=== The problem ===
Locate the line that contains "Extract the structured". Copy it and every following line through the end of the records, exactly, and include nothing else.

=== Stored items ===
-------

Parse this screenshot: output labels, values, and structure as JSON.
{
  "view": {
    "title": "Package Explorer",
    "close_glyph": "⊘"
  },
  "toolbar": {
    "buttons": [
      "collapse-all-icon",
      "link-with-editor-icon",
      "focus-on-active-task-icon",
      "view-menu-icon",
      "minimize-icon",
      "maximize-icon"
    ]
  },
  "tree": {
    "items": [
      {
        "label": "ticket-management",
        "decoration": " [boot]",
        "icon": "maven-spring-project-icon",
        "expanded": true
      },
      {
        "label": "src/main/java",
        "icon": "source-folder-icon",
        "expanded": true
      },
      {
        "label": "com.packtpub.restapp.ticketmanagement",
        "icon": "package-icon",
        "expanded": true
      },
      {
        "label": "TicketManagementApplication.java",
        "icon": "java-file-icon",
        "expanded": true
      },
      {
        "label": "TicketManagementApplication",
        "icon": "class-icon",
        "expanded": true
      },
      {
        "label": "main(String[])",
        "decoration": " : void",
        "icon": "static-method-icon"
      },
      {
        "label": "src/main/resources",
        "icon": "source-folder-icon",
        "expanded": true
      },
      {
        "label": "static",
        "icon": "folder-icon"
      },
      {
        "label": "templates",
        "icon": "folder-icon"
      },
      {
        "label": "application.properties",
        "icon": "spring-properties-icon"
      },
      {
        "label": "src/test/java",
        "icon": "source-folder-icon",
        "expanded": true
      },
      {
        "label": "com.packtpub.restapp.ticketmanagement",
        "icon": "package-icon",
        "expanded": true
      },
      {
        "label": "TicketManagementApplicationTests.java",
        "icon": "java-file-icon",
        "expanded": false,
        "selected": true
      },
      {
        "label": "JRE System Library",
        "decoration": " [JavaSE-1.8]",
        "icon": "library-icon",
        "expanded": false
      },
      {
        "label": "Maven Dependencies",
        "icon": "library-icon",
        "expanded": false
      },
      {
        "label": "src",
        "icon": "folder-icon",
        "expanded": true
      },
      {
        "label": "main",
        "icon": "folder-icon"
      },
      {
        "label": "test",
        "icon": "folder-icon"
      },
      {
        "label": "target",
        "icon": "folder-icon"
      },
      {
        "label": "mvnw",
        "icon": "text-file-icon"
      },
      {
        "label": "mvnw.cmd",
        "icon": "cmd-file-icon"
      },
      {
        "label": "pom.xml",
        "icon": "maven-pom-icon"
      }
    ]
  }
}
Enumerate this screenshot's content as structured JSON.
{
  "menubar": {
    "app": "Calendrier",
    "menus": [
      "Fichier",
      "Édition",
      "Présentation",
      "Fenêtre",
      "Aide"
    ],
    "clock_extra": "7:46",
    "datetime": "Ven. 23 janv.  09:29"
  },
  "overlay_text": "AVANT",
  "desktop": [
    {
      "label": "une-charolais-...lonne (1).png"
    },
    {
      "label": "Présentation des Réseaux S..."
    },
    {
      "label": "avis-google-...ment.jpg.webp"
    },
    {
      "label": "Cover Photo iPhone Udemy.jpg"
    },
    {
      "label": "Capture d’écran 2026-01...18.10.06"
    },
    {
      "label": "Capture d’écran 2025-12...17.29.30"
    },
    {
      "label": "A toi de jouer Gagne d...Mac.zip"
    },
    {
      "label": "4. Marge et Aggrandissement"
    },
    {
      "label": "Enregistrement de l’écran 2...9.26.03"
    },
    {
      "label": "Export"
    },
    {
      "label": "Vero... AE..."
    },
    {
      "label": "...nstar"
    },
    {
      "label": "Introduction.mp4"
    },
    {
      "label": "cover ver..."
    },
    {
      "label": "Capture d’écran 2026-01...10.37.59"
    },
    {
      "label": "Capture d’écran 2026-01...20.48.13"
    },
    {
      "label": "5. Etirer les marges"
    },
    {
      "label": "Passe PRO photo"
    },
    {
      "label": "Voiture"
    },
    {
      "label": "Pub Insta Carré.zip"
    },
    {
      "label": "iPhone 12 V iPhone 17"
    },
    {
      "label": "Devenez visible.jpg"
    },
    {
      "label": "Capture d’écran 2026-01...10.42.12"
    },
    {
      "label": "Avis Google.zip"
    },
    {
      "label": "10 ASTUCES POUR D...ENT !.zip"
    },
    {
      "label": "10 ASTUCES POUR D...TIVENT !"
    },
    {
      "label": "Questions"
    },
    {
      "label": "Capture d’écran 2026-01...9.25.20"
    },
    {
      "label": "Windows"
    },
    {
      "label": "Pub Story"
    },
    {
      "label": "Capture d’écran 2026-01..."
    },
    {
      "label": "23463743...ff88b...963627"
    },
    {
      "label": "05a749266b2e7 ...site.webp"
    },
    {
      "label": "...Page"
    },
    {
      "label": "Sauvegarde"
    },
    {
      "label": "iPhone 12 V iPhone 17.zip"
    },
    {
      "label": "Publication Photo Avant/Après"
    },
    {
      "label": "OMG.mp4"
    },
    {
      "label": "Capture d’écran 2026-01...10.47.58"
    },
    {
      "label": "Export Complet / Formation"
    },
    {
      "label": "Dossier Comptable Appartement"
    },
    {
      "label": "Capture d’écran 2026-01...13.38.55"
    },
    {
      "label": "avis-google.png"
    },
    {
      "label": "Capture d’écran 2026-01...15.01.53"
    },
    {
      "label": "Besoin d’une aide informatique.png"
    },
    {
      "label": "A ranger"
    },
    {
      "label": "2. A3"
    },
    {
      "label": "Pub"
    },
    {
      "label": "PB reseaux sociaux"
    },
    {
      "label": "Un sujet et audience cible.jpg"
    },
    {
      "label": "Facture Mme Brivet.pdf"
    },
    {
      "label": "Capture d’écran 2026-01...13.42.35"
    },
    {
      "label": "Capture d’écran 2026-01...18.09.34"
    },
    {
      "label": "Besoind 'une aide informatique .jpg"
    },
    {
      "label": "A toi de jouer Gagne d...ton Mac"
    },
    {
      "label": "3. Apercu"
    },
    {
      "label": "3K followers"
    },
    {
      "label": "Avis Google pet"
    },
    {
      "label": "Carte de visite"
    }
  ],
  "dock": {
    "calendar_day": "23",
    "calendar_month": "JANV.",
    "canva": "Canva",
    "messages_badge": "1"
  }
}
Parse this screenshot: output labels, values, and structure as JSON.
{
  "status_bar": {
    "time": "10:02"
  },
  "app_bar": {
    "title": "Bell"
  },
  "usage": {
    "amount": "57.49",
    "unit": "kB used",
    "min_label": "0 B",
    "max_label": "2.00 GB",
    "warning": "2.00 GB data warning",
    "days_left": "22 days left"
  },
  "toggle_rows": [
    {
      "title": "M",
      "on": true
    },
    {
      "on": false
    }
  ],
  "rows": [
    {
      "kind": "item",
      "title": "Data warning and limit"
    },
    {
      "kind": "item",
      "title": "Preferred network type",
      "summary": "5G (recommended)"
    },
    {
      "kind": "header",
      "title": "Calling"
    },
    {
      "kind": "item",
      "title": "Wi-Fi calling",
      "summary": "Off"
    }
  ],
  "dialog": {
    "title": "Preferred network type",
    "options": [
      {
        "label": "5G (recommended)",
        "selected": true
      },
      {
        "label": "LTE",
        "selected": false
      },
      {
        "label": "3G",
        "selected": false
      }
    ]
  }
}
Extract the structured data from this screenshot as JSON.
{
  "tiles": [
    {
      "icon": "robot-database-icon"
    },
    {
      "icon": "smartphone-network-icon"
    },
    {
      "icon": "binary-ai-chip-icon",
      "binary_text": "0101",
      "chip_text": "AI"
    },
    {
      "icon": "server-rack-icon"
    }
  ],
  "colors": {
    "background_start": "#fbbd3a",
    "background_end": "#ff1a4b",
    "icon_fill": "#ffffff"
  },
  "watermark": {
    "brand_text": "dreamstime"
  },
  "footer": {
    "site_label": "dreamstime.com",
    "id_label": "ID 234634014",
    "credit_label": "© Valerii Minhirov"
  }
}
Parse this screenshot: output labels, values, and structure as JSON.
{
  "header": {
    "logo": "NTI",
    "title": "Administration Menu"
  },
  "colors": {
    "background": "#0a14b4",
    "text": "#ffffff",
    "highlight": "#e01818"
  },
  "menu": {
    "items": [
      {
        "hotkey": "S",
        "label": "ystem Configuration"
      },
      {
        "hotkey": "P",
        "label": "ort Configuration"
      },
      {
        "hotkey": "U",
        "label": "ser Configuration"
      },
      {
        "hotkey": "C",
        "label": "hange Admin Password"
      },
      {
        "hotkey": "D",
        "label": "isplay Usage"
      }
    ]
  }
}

-------

=== Result ===
Extract the structured data from this screenshot as JSON.
{
  "tiles": [
    {
      "icon": "robot-database-icon"
    },
    {
      "icon": "smartphone-network-icon"
    },
    {
      "icon": "binary-ai-chip-icon",
      "binary_text": "0101",
      "chip_text": "AI"
    },
    {
      "icon": "server-rack-icon"
    }
  ],
  "colors": {
    "background_start": "#fbbd3a",
    "background_end": "#ff1a4b",
    "icon_fill": "#ffffff"
  },
  "watermark": {
    "brand_text": "dreamstime"
  },
  "footer": {
    "site_label": "dreamstime.com",
    "id_label": "ID 234634014",
    "credit_label": "© Valerii Minhirov"
  }
}
Parse this screenshot: output labels, values, and structure as JSON.
{
  "header": {
    "logo": "NTI",
    "title": "Administration Menu"
  },
  "colors": {
    "background": "#0a14b4",
    "text": "#ffffff",
    "highlight": "#e01818"
  },
  "menu": {
    "items": [
      {
        "hotkey": "S",
        "label": "ystem Configuration"
      },
      {
        "hotkey": "P",
        "label": "ort Configuration"
      },
      {
        "hotkey": "U",
        "label": "ser Configuration"
      },
      {
        "hotkey": "C",
        "label": "hange Admin Password"
      },
      {
        "hotkey": "D",
        "label": "isplay Usage"
      }
    ]
  }
}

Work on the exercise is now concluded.